___ SUPPLIED TEXT
THE cracks are beginning to show. Greenland’s ice sheets slid into the sea 400,000 years ago, when Earth was only a little warmer than it is today. That could mean we are set for a repeat performance.
If Greenland goes, West Antarctica also goes, giving 13 metres of sea level rise from those sources. If that happens there will also be a complete loss of other glaciers and ice caps, thermal expansion and some partial melting from East Antarctica. A mess!
The question is how soon and what can we do? The answer is we need more research and we need to think more in terms of centuries.
We should be thinking about the next 500-1000 years, how ice sheet decay can be minimised, stabilised and headed in the other direction. Our plans for the next 50-200 years should be made in the light of this.
This image from the article shows a part of Greenland where the ice is quite dynamic.These areas are expected to grow.
______
EXERCISES TO COMPLETE:
a) Copy everything in the Greenland ice passage from "THE cracks are" down to "a repeat performance.", swapping "repeat performance" for "second round".
b) Carry the Greenland ice passage on from its last sentence.
The material has no connection to the Greenland ice passage.
___ RAW DATA
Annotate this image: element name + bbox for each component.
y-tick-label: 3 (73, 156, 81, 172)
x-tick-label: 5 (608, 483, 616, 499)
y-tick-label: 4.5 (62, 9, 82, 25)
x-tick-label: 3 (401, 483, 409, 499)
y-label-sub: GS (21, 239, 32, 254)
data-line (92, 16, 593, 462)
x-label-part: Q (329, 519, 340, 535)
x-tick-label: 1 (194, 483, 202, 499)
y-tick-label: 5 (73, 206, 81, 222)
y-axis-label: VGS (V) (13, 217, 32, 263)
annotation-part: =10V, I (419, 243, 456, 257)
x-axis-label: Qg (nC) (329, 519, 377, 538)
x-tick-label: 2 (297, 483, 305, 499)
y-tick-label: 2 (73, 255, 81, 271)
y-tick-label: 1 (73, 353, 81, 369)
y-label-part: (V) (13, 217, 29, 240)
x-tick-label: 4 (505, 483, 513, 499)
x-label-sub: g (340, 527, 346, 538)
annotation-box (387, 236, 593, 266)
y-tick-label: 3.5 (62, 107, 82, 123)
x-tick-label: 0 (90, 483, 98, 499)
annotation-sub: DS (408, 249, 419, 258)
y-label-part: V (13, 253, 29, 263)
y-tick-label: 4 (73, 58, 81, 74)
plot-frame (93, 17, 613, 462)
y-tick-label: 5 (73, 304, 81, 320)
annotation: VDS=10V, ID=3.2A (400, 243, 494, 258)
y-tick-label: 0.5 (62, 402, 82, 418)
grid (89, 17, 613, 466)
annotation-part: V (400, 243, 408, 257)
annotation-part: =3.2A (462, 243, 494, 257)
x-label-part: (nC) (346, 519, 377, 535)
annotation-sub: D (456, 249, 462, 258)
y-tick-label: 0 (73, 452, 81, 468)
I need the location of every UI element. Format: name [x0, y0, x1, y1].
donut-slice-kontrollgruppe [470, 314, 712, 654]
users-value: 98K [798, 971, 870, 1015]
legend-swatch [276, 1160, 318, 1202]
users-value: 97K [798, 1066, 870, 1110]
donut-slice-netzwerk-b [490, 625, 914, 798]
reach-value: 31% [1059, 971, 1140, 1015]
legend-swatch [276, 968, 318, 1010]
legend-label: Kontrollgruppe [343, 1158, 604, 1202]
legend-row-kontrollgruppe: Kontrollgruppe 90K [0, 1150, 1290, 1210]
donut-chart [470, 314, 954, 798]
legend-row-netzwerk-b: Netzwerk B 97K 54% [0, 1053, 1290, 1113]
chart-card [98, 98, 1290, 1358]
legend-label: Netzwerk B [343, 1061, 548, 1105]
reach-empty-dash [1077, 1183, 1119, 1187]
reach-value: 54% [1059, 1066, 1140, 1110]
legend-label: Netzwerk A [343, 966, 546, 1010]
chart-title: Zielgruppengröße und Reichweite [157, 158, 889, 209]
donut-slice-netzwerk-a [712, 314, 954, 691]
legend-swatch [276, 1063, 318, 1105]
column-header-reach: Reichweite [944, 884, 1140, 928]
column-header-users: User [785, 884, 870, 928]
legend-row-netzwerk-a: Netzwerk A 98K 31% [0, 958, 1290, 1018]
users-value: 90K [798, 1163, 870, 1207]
______
RESULTS:
a)
THE cracks are beginning to show. Greenland’s ice sheets slid into the sea 400,000 years ago, when Earth was only a little warmer than it is today. That could mean we are set for a second round.

b)
Here’s an image from another article:
2. Big trouble in the Antarctic has been brewing for a long time
David Spratt at Climate Code Red:
“A game changer” is how climate scientist Dr Malte Meinshausen describes newly published research that West Antarctic glaciers have passed a tipping point much earlier than expected and their disintegration is now “unstoppable” at just the current level of global warming. The research findings have shocked the scientific community. “This Is What a Holy Shit Moment for Global Warming Looks Like,” ran a headline in Mother Jones magazine.
Meinshausen says this is new information. He says that the beaches we know and love all around the world will disappear. He also wonders what other nasty surprises lie this side of a 2°C temperature rise. Spratt says we told you ages ago it was coming, by James Hansen, for example and by himself and Philip Sutton in 2007.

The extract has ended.